▼

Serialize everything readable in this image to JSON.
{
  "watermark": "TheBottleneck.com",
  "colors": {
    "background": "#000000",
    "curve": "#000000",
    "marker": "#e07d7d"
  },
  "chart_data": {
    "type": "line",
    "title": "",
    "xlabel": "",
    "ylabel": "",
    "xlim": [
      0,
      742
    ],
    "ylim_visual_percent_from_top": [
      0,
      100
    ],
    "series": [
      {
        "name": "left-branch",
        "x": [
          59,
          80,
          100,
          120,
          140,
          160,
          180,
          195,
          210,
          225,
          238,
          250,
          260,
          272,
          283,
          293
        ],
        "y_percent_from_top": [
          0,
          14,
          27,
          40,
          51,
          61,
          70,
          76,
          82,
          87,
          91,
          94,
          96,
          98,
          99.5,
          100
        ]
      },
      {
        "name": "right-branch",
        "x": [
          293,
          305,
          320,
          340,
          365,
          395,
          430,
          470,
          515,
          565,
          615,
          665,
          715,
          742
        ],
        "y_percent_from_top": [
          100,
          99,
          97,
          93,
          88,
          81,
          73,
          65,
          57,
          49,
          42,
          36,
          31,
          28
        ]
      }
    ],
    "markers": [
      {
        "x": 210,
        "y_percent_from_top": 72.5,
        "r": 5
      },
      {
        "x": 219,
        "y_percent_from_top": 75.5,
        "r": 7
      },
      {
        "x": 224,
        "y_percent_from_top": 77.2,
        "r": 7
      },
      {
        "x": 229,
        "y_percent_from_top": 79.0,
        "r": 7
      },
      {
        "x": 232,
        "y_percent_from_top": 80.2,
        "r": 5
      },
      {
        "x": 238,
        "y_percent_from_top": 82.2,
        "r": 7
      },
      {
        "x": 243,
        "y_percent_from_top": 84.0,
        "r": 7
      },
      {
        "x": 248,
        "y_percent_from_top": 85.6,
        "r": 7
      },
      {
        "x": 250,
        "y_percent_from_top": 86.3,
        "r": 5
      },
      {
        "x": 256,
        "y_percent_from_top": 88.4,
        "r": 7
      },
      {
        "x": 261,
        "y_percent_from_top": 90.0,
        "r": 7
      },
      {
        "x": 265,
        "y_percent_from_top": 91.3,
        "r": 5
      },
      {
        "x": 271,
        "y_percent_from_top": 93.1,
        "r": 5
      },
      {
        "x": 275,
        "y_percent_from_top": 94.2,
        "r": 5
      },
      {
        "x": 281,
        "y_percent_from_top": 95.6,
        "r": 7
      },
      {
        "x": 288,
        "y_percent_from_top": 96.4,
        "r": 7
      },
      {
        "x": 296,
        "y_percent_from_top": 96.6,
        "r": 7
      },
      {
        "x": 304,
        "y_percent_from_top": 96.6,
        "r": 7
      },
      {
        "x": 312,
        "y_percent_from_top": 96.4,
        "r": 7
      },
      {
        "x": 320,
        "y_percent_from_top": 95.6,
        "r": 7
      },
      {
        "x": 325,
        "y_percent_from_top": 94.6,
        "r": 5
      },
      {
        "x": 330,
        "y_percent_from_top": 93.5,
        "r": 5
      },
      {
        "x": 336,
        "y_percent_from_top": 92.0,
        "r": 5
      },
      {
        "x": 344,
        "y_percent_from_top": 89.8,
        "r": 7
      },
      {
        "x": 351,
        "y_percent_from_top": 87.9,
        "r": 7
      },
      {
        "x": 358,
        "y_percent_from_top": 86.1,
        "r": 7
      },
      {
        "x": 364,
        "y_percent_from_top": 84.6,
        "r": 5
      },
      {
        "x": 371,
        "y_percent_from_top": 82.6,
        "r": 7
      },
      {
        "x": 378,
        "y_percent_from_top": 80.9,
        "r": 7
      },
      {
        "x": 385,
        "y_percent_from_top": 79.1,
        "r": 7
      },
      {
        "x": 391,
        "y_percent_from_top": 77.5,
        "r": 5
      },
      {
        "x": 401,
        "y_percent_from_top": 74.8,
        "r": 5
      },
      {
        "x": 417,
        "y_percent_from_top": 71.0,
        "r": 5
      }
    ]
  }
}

▲

# Your goal
Output the listing above without altering a single character.

# Solution for this problem
Serialize everything readable in this image to JSON.
{
  "watermark": "TheBottleneck.com",
  "colors": {
    "background": "#000000",
    "curve": "#000000",
    "marker": "#e07d7d"
  },
  "chart_data": {
    "type": "line",
    "title": "",
    "xlabel": "",
    "ylabel": "",
    "xlim": [
      0,
      742
    ],
    "ylim_visual_percent_from_top": [
      0,
      100
    ],
    "series": [
      {
        "name": "left-branch",
        "x": [
          59,
          80,
          100,
          120,
          140,
          160,
          180,
          195,
          210,
          225,
          238,
          250,
          260,
          272,
          283,
          293
        ],
        "y_percent_from_top": [
          0,
          14,
          27,
          40,
          51,
          61,
          70,
          76,
          82,
          87,
          91,
          94,
          96,
          98,
          99.5,
          100
        ]
      },
      {
        "name": "right-branch",
        "x": [
          293,
          305,
          320,
          340,
          365,
          395,
          430,
          470,
          515,
          565,
          615,
          665,
          715,
          742
        ],
        "y_percent_from_top": [
          100,
          99,
          97,
          93,
          88,
          81,
          73,
          65,
          57,
          49,
          42,
          36,
          31,
          28
        ]
      }
    ],
    "markers": [
      {
        "x": 210,
        "y_percent_from_top": 72.5,
        "r": 5
      },
      {
        "x": 219,
        "y_percent_from_top": 75.5,
        "r": 7
      },
      {
        "x": 224,
        "y_percent_from_top": 77.2,
        "r": 7
      },
      {
        "x": 229,
        "y_percent_from_top": 79.0,
        "r": 7
      },
      {
        "x": 232,
        "y_percent_from_top": 80.2,
        "r": 5
      },
      {
        "x": 238,
        "y_percent_from_top": 82.2,
        "r": 7
      },
      {
        "x": 243,
        "y_percent_from_top": 84.0,
        "r": 7
      },
      {
        "x": 248,
        "y_percent_from_top": 85.6,
        "r": 7
      },
      {
        "x": 250,
        "y_percent_from_top": 86.3,
        "r": 5
      },
      {
        "x": 256,
        "y_percent_from_top": 88.4,
        "r": 7
      },
      {
        "x": 261,
        "y_percent_from_top": 90.0,
        "r": 7
      },
      {
        "x": 265,
        "y_percent_from_top": 91.3,
        "r": 5
      },
      {
        "x": 271,
        "y_percent_from_top": 93.1,
        "r": 5
      },
      {
        "x": 275,
        "y_percent_from_top": 94.2,
        "r": 5
      },
      {
        "x": 281,
        "y_percent_from_top": 95.6,
        "r": 7
      },
      {
        "x": 288,
        "y_percent_from_top": 96.4,
        "r": 7
      },
      {
        "x": 296,
        "y_percent_from_top": 96.6,
        "r": 7
      },
      {
        "x": 304,
        "y_percent_from_top": 96.6,
        "r": 7
      },
      {
        "x": 312,
        "y_percent_from_top": 96.4,
        "r": 7
      },
      {
        "x": 320,
        "y_percent_from_top": 95.6,
        "r": 7
      },
      {
        "x": 325,
        "y_percent_from_top": 94.6,
        "r": 5
      },
      {
        "x": 330,
        "y_percent_from_top": 93.5,
        "r": 5
      },
      {
        "x": 336,
        "y_percent_from_top": 92.0,
        "r": 5
      },
      {
        "x": 344,
        "y_percent_from_top": 89.8,
        "r": 7
      },
      {
        "x": 351,
        "y_percent_from_top": 87.9,
        "r": 7
      },
      {
        "x": 358,
        "y_percent_from_top": 86.1,
        "r": 7
      },
      {
        "x": 364,
        "y_percent_from_top": 84.6,
        "r": 5
      },
      {
        "x": 371,
        "y_percent_from_top": 82.6,
        "r": 7
      },
      {
        "x": 378,
        "y_percent_from_top": 80.9,
        "r": 7
      },
      {
        "x": 385,
        "y_percent_from_top": 79.1,
        "r": 7
      },
      {
        "x": 391,
        "y_percent_from_top": 77.5,
        "r": 5
      },
      {
        "x": 401,
        "y_percent_from_top": 74.8,
        "r": 5
      },
      {
        "x": 417,
        "y_percent_from_top": 71.0,
        "r": 5
      }
    ]
  }
}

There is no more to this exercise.